§ **Your instructions**
Report only the number of lines that hold the word "this".
++++ Source data
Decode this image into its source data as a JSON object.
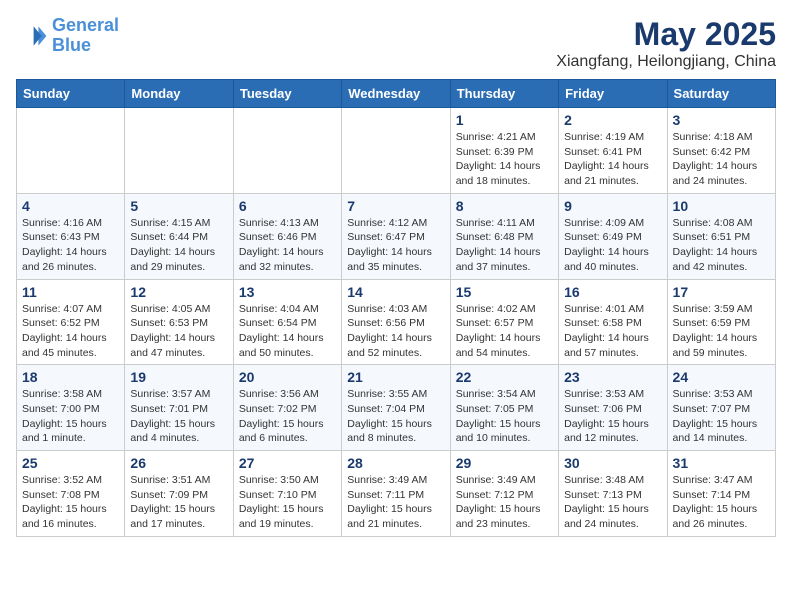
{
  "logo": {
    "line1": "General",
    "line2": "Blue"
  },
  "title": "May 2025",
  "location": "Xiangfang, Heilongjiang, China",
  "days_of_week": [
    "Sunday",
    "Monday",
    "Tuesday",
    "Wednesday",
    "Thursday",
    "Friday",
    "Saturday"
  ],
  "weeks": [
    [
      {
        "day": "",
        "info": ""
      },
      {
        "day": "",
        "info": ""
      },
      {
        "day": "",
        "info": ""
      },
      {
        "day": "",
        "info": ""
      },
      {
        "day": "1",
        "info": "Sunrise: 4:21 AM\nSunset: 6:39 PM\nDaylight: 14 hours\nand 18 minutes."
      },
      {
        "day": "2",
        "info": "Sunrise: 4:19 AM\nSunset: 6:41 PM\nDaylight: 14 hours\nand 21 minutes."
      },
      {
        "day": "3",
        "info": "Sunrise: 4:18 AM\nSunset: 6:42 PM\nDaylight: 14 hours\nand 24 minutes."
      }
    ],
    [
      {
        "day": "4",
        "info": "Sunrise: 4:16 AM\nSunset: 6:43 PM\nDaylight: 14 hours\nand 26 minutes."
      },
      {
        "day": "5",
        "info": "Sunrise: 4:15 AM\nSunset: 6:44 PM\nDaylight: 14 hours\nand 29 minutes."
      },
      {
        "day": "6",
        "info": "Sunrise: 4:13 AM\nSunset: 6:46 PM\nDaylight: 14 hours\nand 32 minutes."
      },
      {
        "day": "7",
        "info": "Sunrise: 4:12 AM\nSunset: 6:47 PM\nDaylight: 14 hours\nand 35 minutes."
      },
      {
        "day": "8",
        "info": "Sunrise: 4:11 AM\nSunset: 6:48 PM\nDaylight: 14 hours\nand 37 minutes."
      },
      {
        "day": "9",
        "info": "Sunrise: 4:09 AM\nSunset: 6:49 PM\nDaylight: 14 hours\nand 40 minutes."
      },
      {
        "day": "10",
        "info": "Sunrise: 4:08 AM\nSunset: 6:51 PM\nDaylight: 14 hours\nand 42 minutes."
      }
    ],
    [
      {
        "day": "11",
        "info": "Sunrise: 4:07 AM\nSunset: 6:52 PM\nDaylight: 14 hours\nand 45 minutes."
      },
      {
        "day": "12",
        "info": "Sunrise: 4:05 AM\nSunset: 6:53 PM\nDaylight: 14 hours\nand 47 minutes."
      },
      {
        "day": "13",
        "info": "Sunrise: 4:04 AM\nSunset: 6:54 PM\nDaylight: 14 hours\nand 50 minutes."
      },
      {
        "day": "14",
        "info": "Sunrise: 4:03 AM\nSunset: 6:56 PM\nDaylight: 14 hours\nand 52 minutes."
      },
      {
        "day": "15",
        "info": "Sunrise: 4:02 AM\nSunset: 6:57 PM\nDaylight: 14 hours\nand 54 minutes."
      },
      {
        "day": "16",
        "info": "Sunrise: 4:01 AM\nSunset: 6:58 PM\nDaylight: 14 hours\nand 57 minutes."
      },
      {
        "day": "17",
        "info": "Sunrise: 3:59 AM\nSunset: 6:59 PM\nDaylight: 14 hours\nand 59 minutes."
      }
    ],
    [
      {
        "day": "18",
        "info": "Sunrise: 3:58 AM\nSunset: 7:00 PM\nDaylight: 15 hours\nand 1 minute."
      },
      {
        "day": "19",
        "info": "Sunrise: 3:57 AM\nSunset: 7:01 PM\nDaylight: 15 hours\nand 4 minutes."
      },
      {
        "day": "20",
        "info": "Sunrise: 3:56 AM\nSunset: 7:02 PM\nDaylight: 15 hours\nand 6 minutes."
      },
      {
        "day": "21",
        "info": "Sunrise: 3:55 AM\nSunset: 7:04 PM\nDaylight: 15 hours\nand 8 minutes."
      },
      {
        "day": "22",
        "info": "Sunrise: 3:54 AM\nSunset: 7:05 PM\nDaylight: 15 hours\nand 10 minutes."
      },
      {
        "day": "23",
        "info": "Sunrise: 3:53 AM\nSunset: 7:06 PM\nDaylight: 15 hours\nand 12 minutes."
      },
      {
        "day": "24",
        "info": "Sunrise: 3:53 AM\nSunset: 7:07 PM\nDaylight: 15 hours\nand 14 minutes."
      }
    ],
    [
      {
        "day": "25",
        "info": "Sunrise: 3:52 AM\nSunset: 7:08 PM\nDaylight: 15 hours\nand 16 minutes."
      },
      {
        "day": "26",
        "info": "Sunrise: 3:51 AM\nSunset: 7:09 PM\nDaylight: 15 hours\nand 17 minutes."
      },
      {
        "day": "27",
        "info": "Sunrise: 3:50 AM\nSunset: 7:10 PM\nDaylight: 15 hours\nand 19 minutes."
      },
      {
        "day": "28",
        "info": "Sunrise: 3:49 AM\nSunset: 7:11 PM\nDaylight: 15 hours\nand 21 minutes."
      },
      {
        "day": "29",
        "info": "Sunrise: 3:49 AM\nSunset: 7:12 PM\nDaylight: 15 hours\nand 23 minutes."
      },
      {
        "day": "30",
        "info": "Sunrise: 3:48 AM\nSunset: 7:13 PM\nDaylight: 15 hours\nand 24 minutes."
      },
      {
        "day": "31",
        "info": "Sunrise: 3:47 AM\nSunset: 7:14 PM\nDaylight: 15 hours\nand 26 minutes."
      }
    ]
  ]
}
++++++++
++++ Source data
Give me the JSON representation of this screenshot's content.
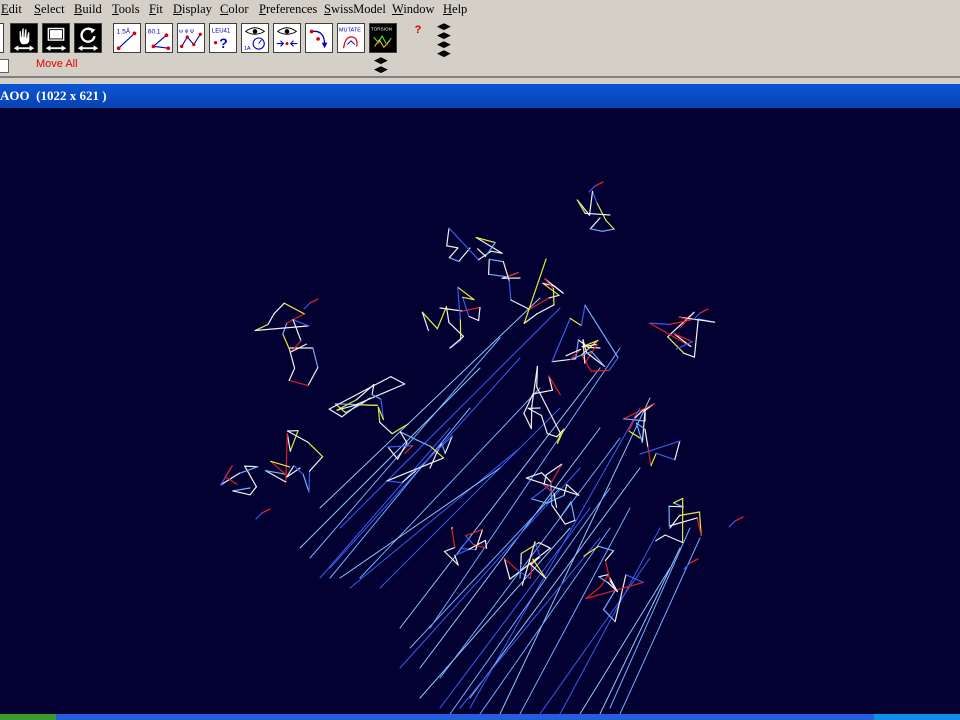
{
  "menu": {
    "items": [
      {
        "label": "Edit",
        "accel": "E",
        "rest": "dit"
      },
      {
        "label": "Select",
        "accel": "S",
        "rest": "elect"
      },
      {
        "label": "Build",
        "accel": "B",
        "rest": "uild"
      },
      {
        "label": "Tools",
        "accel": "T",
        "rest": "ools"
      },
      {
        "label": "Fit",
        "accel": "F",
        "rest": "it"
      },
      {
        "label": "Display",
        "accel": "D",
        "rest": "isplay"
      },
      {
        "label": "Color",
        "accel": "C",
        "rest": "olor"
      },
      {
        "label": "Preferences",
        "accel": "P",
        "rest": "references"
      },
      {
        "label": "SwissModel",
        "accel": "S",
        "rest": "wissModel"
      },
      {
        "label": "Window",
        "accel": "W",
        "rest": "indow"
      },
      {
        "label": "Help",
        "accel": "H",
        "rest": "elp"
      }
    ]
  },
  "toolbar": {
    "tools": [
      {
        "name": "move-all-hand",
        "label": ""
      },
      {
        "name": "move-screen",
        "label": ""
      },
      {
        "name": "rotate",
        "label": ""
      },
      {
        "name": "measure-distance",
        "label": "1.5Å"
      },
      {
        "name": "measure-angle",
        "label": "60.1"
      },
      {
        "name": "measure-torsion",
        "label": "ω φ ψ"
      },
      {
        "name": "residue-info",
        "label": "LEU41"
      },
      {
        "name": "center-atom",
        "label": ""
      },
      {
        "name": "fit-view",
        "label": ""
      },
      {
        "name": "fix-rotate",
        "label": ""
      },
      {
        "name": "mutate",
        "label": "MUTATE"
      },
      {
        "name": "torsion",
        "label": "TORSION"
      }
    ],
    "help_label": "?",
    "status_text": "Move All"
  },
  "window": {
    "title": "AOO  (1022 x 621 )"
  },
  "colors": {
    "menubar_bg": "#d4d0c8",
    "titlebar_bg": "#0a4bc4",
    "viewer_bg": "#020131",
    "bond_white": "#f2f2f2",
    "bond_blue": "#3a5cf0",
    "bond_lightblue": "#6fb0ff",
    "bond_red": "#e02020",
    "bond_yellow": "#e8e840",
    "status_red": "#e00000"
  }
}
++++++++
++++ Source data
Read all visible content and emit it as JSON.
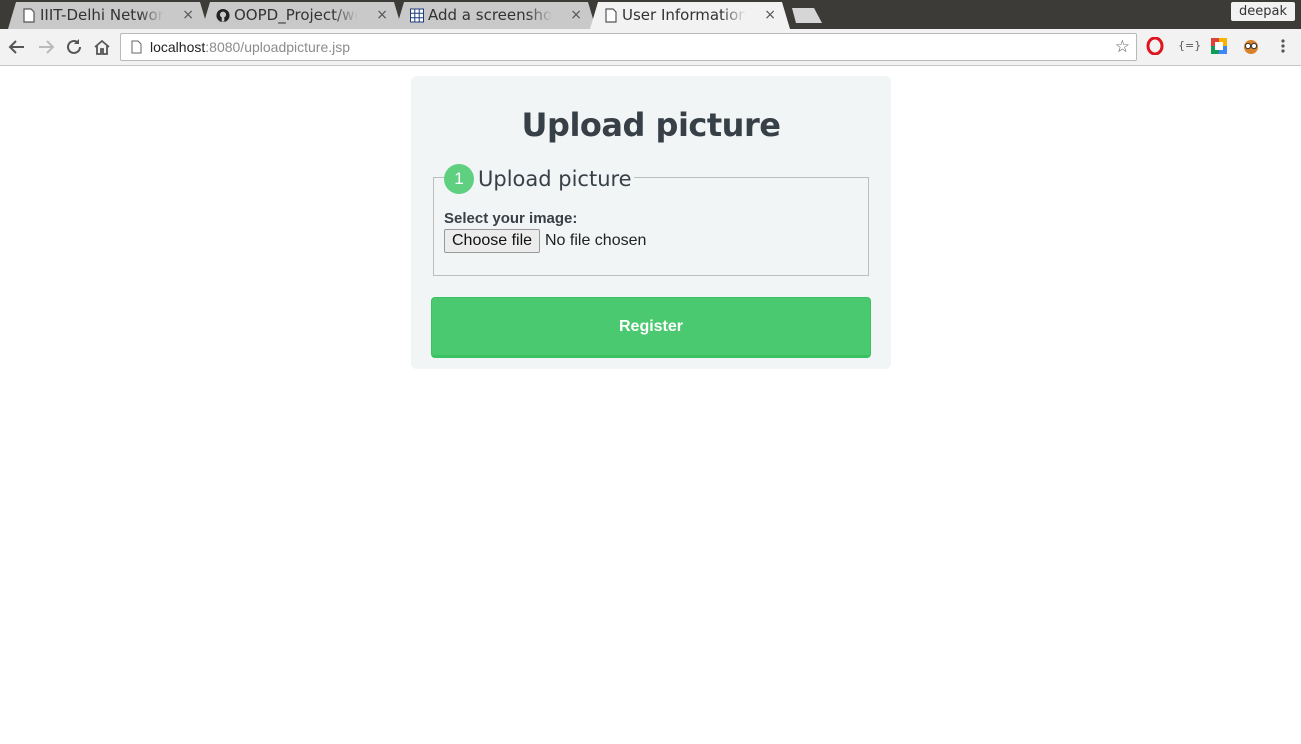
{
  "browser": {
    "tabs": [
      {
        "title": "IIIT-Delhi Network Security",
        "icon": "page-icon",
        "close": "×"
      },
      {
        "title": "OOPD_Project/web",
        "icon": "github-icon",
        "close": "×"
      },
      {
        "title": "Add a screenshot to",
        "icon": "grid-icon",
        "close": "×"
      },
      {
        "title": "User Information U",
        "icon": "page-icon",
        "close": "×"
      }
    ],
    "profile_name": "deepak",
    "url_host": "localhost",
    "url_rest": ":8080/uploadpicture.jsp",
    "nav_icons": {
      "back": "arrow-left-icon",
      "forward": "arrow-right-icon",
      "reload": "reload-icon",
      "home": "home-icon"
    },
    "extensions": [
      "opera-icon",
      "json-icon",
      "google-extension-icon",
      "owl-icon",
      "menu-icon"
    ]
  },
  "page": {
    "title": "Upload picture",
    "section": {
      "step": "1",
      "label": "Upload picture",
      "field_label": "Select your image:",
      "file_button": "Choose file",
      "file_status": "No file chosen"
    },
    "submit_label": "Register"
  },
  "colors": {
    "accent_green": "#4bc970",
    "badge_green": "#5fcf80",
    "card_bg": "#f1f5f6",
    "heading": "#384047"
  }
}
++++++++
§ **Expected answer**
2